• EXERCISE BRIEF:
Reproduce the following material line for line without any changes, but omit the pictures.
═══ DATA
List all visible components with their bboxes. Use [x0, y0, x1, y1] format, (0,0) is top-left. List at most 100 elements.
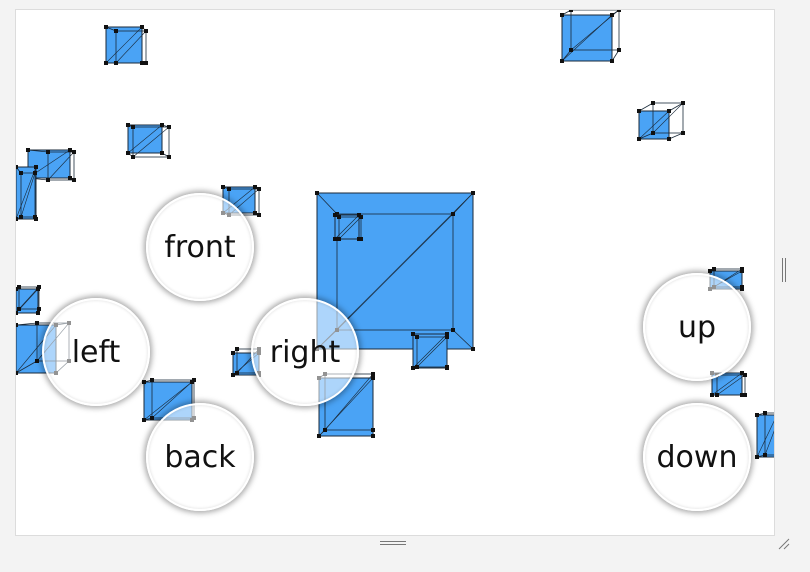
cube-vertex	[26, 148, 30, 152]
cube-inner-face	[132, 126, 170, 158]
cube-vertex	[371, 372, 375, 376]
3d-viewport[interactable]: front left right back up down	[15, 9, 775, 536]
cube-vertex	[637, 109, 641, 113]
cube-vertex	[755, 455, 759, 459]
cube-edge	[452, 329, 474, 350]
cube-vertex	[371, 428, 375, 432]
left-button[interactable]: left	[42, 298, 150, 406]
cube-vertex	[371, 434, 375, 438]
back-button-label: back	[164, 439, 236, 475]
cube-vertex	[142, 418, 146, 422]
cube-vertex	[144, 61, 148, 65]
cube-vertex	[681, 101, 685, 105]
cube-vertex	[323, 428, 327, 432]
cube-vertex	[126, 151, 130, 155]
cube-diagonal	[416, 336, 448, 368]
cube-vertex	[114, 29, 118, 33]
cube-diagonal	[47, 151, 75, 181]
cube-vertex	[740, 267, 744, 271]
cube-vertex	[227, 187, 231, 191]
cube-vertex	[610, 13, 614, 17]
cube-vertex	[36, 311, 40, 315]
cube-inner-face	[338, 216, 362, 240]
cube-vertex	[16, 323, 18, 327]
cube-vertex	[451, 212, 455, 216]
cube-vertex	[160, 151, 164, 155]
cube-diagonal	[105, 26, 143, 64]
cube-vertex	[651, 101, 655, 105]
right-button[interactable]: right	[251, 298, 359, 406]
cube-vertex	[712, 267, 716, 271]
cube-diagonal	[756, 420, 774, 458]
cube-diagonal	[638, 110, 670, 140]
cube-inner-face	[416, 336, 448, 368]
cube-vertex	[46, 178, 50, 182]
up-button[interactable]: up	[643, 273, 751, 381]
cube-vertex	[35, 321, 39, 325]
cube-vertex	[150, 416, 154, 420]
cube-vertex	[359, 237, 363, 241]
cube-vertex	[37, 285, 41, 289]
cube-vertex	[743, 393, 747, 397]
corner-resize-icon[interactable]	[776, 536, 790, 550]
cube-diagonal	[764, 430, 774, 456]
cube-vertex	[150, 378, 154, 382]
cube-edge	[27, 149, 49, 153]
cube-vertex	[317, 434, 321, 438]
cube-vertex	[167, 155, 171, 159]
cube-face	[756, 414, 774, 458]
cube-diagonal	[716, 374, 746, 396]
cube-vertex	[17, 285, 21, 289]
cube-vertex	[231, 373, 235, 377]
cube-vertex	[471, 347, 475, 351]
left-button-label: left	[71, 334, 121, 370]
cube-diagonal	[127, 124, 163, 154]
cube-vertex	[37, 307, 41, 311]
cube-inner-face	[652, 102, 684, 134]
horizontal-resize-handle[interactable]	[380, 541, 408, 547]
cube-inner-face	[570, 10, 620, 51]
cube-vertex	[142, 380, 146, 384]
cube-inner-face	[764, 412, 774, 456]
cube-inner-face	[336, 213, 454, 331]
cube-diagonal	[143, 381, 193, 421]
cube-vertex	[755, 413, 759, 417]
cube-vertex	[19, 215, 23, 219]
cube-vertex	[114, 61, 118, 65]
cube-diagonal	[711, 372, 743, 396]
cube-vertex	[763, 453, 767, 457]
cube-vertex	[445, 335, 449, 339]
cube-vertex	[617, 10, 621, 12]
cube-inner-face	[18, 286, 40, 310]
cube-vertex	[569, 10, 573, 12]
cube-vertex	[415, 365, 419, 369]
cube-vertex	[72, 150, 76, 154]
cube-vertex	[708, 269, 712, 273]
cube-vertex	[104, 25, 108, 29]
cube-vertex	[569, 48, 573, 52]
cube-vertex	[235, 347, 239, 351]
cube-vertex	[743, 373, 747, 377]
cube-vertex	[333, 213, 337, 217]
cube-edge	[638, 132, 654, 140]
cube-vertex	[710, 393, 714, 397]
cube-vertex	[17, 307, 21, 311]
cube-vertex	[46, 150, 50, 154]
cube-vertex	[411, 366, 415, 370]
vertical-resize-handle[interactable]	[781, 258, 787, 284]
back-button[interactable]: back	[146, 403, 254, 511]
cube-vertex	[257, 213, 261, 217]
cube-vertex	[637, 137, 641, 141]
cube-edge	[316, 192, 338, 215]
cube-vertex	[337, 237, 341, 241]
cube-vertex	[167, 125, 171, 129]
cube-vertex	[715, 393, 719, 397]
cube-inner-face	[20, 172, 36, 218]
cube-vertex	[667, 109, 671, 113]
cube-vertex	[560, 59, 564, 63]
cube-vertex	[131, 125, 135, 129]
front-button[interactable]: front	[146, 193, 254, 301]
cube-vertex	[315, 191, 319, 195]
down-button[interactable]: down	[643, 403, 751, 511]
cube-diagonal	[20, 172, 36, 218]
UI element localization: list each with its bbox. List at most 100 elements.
══════
• RESULT OF THE EXERCISE:
List all visible components with their bboxes. Use [x0, y0, x1, y1] format, (0,0) is top-left. List at most 100 elements.
cube-vertex	[26, 148, 30, 152]
cube-inner-face	[132, 126, 170, 158]
cube-vertex	[371, 372, 375, 376]
3d-viewport[interactable]: front left right back up down	[15, 9, 775, 536]
cube-vertex	[637, 109, 641, 113]
cube-vertex	[755, 455, 759, 459]
cube-edge	[452, 329, 474, 350]
cube-vertex	[371, 428, 375, 432]
left-button[interactable]: left	[42, 298, 150, 406]
cube-vertex	[371, 434, 375, 438]
back-button-label: back	[164, 439, 236, 475]
cube-vertex	[142, 418, 146, 422]
cube-vertex	[144, 61, 148, 65]
cube-vertex	[681, 101, 685, 105]
cube-vertex	[323, 428, 327, 432]
cube-vertex	[126, 151, 130, 155]
cube-diagonal	[416, 336, 448, 368]
cube-vertex	[114, 29, 118, 33]
cube-diagonal	[47, 151, 75, 181]
cube-vertex	[740, 267, 744, 271]
cube-vertex	[227, 187, 231, 191]
cube-vertex	[610, 13, 614, 17]
cube-vertex	[36, 311, 40, 315]
cube-inner-face	[338, 216, 362, 240]
cube-vertex	[16, 323, 18, 327]
cube-vertex	[451, 212, 455, 216]
cube-vertex	[160, 151, 164, 155]
cube-diagonal	[105, 26, 143, 64]
cube-vertex	[651, 101, 655, 105]
right-button[interactable]: right	[251, 298, 359, 406]
cube-vertex	[712, 267, 716, 271]
cube-diagonal	[756, 420, 774, 458]
cube-diagonal	[638, 110, 670, 140]
cube-inner-face	[416, 336, 448, 368]
cube-vertex	[46, 178, 50, 182]
up-button[interactable]: up	[643, 273, 751, 381]
cube-vertex	[35, 321, 39, 325]
cube-vertex	[150, 416, 154, 420]
cube-vertex	[359, 237, 363, 241]
cube-vertex	[37, 285, 41, 289]
cube-vertex	[743, 393, 747, 397]
corner-resize-icon[interactable]	[776, 536, 790, 550]
cube-diagonal	[764, 430, 774, 456]
cube-vertex	[150, 378, 154, 382]
cube-edge	[27, 149, 49, 153]
cube-vertex	[317, 434, 321, 438]
cube-vertex	[167, 155, 171, 159]
cube-face	[756, 414, 774, 458]
cube-diagonal	[716, 374, 746, 396]
cube-vertex	[17, 285, 21, 289]
cube-vertex	[231, 373, 235, 377]
cube-vertex	[471, 347, 475, 351]
left-button-label: left	[71, 334, 121, 370]
cube-diagonal	[127, 124, 163, 154]
cube-vertex	[37, 307, 41, 311]
cube-inner-face	[652, 102, 684, 134]
horizontal-resize-handle[interactable]	[380, 541, 408, 547]
cube-inner-face	[570, 10, 620, 51]
cube-vertex	[142, 380, 146, 384]
cube-inner-face	[764, 412, 774, 456]
cube-inner-face	[336, 213, 454, 331]
cube-diagonal	[143, 381, 193, 421]
cube-vertex	[755, 413, 759, 417]
cube-vertex	[19, 215, 23, 219]
cube-vertex	[114, 61, 118, 65]
cube-diagonal	[711, 372, 743, 396]
cube-vertex	[763, 453, 767, 457]
cube-vertex	[445, 335, 449, 339]
cube-vertex	[617, 10, 621, 12]
cube-inner-face	[18, 286, 40, 310]
cube-vertex	[569, 10, 573, 12]
cube-vertex	[415, 365, 419, 369]
cube-vertex	[72, 150, 76, 154]
cube-vertex	[708, 269, 712, 273]
cube-vertex	[104, 25, 108, 29]
cube-vertex	[569, 48, 573, 52]
cube-vertex	[235, 347, 239, 351]
cube-vertex	[743, 373, 747, 377]
cube-vertex	[333, 213, 337, 217]
cube-edge	[638, 132, 654, 140]
cube-vertex	[710, 393, 714, 397]
cube-vertex	[17, 307, 21, 311]
cube-vertex	[46, 150, 50, 154]
cube-vertex	[411, 366, 415, 370]
vertical-resize-handle[interactable]	[781, 258, 787, 284]
back-button[interactable]: back	[146, 403, 254, 511]
cube-vertex	[257, 213, 261, 217]
cube-vertex	[637, 137, 641, 141]
cube-edge	[316, 192, 338, 215]
cube-vertex	[337, 237, 341, 241]
cube-vertex	[167, 125, 171, 129]
cube-vertex	[715, 393, 719, 397]
cube-inner-face	[20, 172, 36, 218]
cube-vertex	[667, 109, 671, 113]
cube-vertex	[560, 59, 564, 63]
cube-vertex	[131, 125, 135, 129]
front-button[interactable]: front	[146, 193, 254, 301]
cube-vertex	[315, 191, 319, 195]
down-button[interactable]: down	[643, 403, 751, 511]
cube-diagonal	[20, 172, 36, 218]
UI element localization: list each with its bbox. List at most 100 elements.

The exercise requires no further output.